GOAL OF THE EXERCISE
Each line containing the word "name" should be found and copied.
====
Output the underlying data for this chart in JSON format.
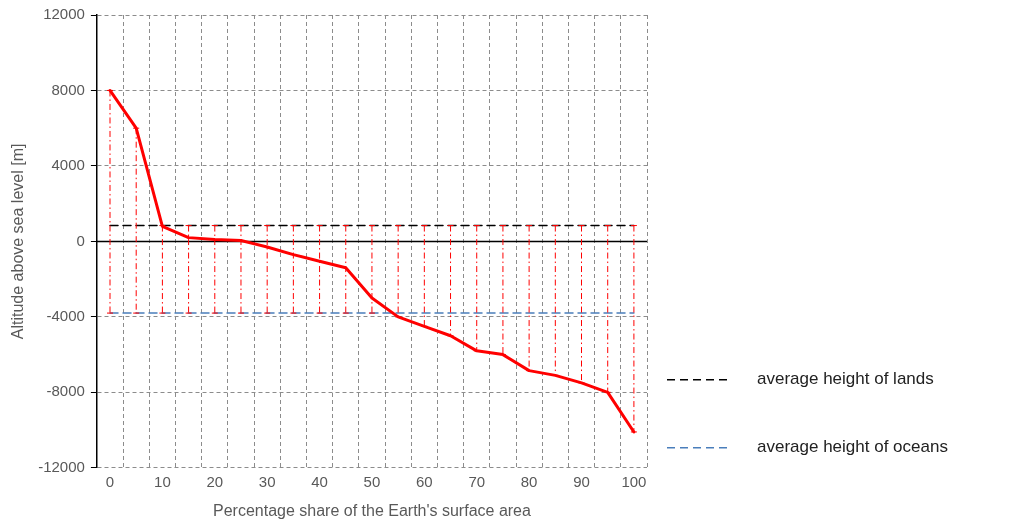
{
  "chart_data": {
    "type": "line",
    "xlabel": "Percentage share of the Earth's surface area",
    "ylabel": "Altitude above sea level [m]",
    "x": [
      0,
      5,
      10,
      15,
      20,
      25,
      30,
      35,
      40,
      45,
      50,
      55,
      60,
      65,
      70,
      75,
      80,
      85,
      90,
      95,
      100
    ],
    "series": [
      {
        "color": "#ff0000",
        "line_style": "solid",
        "values": [
          8000,
          6000,
          800,
          200,
          100,
          50,
          -300,
          -700,
          -1050,
          -1400,
          -3000,
          -4000,
          -4500,
          -5000,
          -5800,
          -6000,
          -6850,
          -7100,
          -7500,
          -8000,
          -10100
        ],
        "errors": [
          [
            -3800,
            8000
          ],
          [
            -3800,
            6000
          ],
          [
            -3800,
            840
          ],
          [
            -3800,
            840
          ],
          [
            -3800,
            840
          ],
          [
            -3800,
            840
          ],
          [
            -3800,
            840
          ],
          [
            -3800,
            840
          ],
          [
            -3800,
            840
          ],
          [
            -3800,
            840
          ],
          [
            -3800,
            840
          ],
          [
            -4000,
            840
          ],
          [
            -4500,
            840
          ],
          [
            -5000,
            840
          ],
          [
            -5800,
            840
          ],
          [
            -6000,
            840
          ],
          [
            -6850,
            840
          ],
          [
            -7100,
            840
          ],
          [
            -7500,
            840
          ],
          [
            -8000,
            840
          ],
          [
            -10100,
            840
          ]
        ]
      },
      {
        "name": "average height of lands",
        "color": "#000000",
        "line_style": "dashed",
        "values": [
          840,
          840,
          840,
          840,
          840,
          840,
          840,
          840,
          840,
          840,
          840,
          840,
          840,
          840,
          840,
          840,
          840,
          840,
          840,
          840,
          840
        ]
      },
      {
        "name": "average height of oceans",
        "color": "#4a7ebb",
        "line_style": "dashed",
        "values": [
          -3800,
          -3800,
          -3800,
          -3800,
          -3800,
          -3800,
          -3800,
          -3800,
          -3800,
          -3800,
          -3800,
          -3800,
          -3800,
          -3800,
          -3800,
          -3800,
          -3800,
          -3800,
          -3800,
          -3800,
          -3800
        ]
      }
    ],
    "xlim": [
      -2.5,
      102.5
    ],
    "xticks": [
      0,
      10,
      20,
      30,
      40,
      50,
      60,
      70,
      80,
      90,
      100,
      {
        "value": 2.5,
        "label": null
      },
      {
        "value": 7.5,
        "label": null
      },
      {
        "value": 12.5,
        "label": null
      },
      {
        "value": 17.5,
        "label": null
      },
      {
        "value": 22.5,
        "label": null
      },
      {
        "value": 27.5,
        "label": null
      },
      {
        "value": 32.5,
        "label": null
      },
      {
        "value": 37.5,
        "label": null
      },
      {
        "value": 42.5,
        "label": null
      },
      {
        "value": 47.5,
        "label": null
      },
      {
        "value": 52.5,
        "label": null
      },
      {
        "value": 57.5,
        "label": null
      },
      {
        "value": 62.5,
        "label": null
      },
      {
        "value": 67.5,
        "label": null
      },
      {
        "value": 72.5,
        "label": null
      },
      {
        "value": 77.5,
        "label": null
      },
      {
        "value": 82.5,
        "label": null
      },
      {
        "value": 87.5,
        "label": null
      },
      {
        "value": 92.5,
        "label": null
      },
      {
        "value": 97.5,
        "label": null
      },
      {
        "value": 102.5,
        "label": null
      }
    ],
    "ylim": [
      -12000,
      12000
    ],
    "yticks": [
      -12000,
      -8000,
      -4000,
      0,
      4000,
      8000,
      12000
    ],
    "grid": true,
    "legend": "right",
    "marker": "none"
  }
}
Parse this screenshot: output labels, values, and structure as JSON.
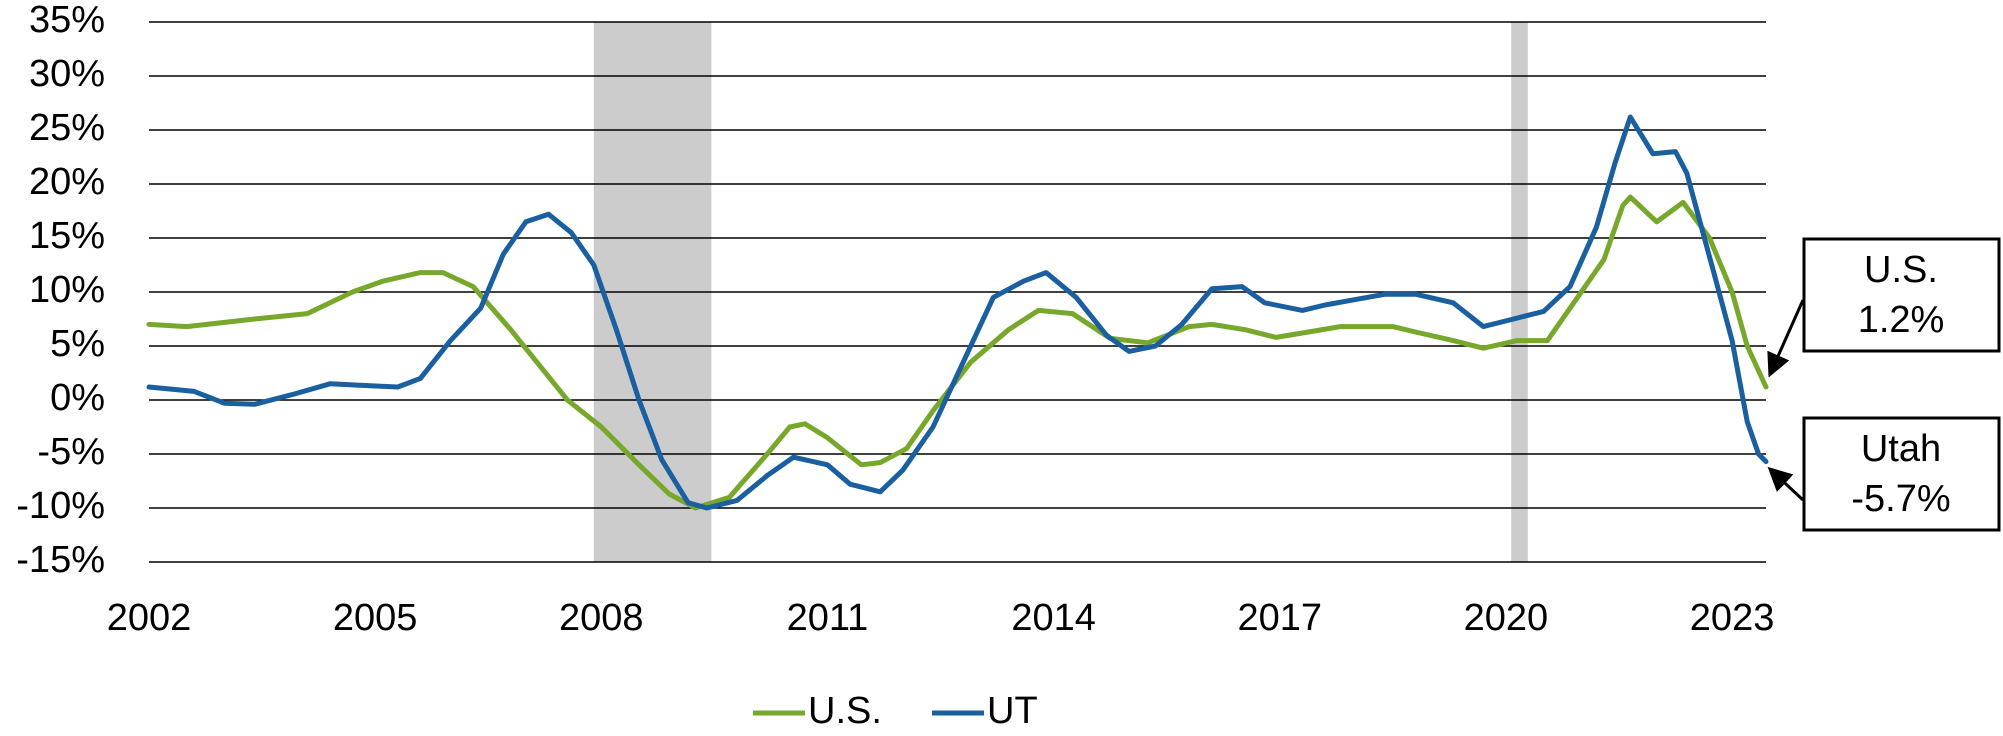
{
  "chart_data": {
    "type": "line",
    "xlim": [
      2002,
      2023.45
    ],
    "xticks": [
      2002,
      2005,
      2008,
      2011,
      2014,
      2017,
      2020,
      2023
    ],
    "ylim": [
      -15,
      35
    ],
    "yticks": [
      {
        "value": -15,
        "label": "-15%"
      },
      {
        "value": -10,
        "label": "-10%"
      },
      {
        "value": -5,
        "label": "-5%"
      },
      {
        "value": 0,
        "label": "0%"
      },
      {
        "value": 5,
        "label": "5%"
      },
      {
        "value": 10,
        "label": "10%"
      },
      {
        "value": 15,
        "label": "15%"
      },
      {
        "value": 20,
        "label": "20%"
      },
      {
        "value": 25,
        "label": "25%"
      },
      {
        "value": 30,
        "label": "30%"
      },
      {
        "value": 35,
        "label": "35%"
      }
    ],
    "grid": true,
    "shaded_ranges": [
      [
        2007.9,
        2009.46
      ],
      [
        2020.07,
        2020.29
      ]
    ],
    "shade_color": "#cccccc",
    "series": [
      {
        "name": "U.S.",
        "color": "#77a82b",
        "x": [
          2002,
          2002.5,
          2003.4,
          2004.1,
          2004.7,
          2005.1,
          2005.6,
          2005.9,
          2006.3,
          2006.8,
          2007.55,
          2008.0,
          2008.5,
          2008.9,
          2009.25,
          2009.7,
          2010.2,
          2010.5,
          2010.7,
          2011.0,
          2011.45,
          2011.7,
          2012.05,
          2012.4,
          2012.9,
          2013.4,
          2013.8,
          2014.25,
          2014.75,
          2015.25,
          2015.8,
          2016.1,
          2016.55,
          2016.95,
          2017.3,
          2017.8,
          2018.5,
          2018.8,
          2019.3,
          2019.7,
          2020.15,
          2020.55,
          2020.95,
          2021.3,
          2021.55,
          2021.65,
          2022.0,
          2022.35,
          2022.7,
          2023.0,
          2023.2,
          2023.45
        ],
        "values": [
          7.0,
          6.8,
          7.5,
          8.0,
          10.0,
          11.0,
          11.8,
          11.8,
          10.5,
          6.5,
          0,
          -2.5,
          -6,
          -8.7,
          -10,
          -9,
          -5,
          -2.5,
          -2.2,
          -3.5,
          -6,
          -5.8,
          -4.5,
          -1,
          3.5,
          6.5,
          8.3,
          8.0,
          5.7,
          5.3,
          6.8,
          7.0,
          6.5,
          5.8,
          6.2,
          6.8,
          6.8,
          6.3,
          5.5,
          4.8,
          5.5,
          5.5,
          9.5,
          13.0,
          18.0,
          18.8,
          16.5,
          18.3,
          15.0,
          10.0,
          5.0,
          1.2
        ]
      },
      {
        "name": "UT",
        "color": "#1a5fa0",
        "x": [
          2002,
          2002.6,
          2003.0,
          2003.4,
          2003.9,
          2004.4,
          2005.0,
          2005.3,
          2005.6,
          2006.0,
          2006.4,
          2006.7,
          2007.0,
          2007.3,
          2007.6,
          2007.9,
          2008.2,
          2008.5,
          2008.8,
          2009.15,
          2009.4,
          2009.8,
          2010.2,
          2010.55,
          2011.0,
          2011.3,
          2011.7,
          2012.0,
          2012.4,
          2012.8,
          2013.2,
          2013.6,
          2013.9,
          2014.3,
          2014.7,
          2015.0,
          2015.35,
          2015.7,
          2016.1,
          2016.5,
          2016.8,
          2017.3,
          2017.6,
          2018.0,
          2018.4,
          2018.8,
          2019.3,
          2019.7,
          2020.1,
          2020.5,
          2020.85,
          2021.2,
          2021.45,
          2021.65,
          2021.95,
          2022.25,
          2022.4,
          2022.75,
          2023.0,
          2023.2,
          2023.35,
          2023.45
        ],
        "values": [
          1.2,
          0.8,
          -0.3,
          -0.4,
          0.5,
          1.5,
          1.3,
          1.2,
          2.0,
          5.5,
          8.5,
          13.5,
          16.5,
          17.2,
          15.5,
          12.5,
          6.5,
          0,
          -5.5,
          -9.5,
          -10,
          -9.3,
          -7,
          -5.3,
          -6,
          -7.8,
          -8.5,
          -6.5,
          -2.5,
          3.5,
          9.5,
          11.0,
          11.8,
          9.5,
          6.0,
          4.5,
          5.0,
          7.0,
          10.3,
          10.5,
          9.0,
          8.3,
          8.8,
          9.3,
          9.8,
          9.8,
          9.0,
          6.8,
          7.5,
          8.2,
          10.5,
          16,
          22,
          26.2,
          22.8,
          23.0,
          21,
          12,
          5.5,
          -2,
          -5,
          -5.7
        ]
      }
    ],
    "annotations": [
      {
        "lines": [
          "U.S.",
          "1.2%"
        ]
      },
      {
        "lines": [
          "Utah",
          "-5.7%"
        ]
      }
    ]
  }
}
====
SOLUTION TO THE PROBLEM
        "name": "average height of lands",
        "name": "average height of oceans",
        "name": "U.S.",
        "name": "UT",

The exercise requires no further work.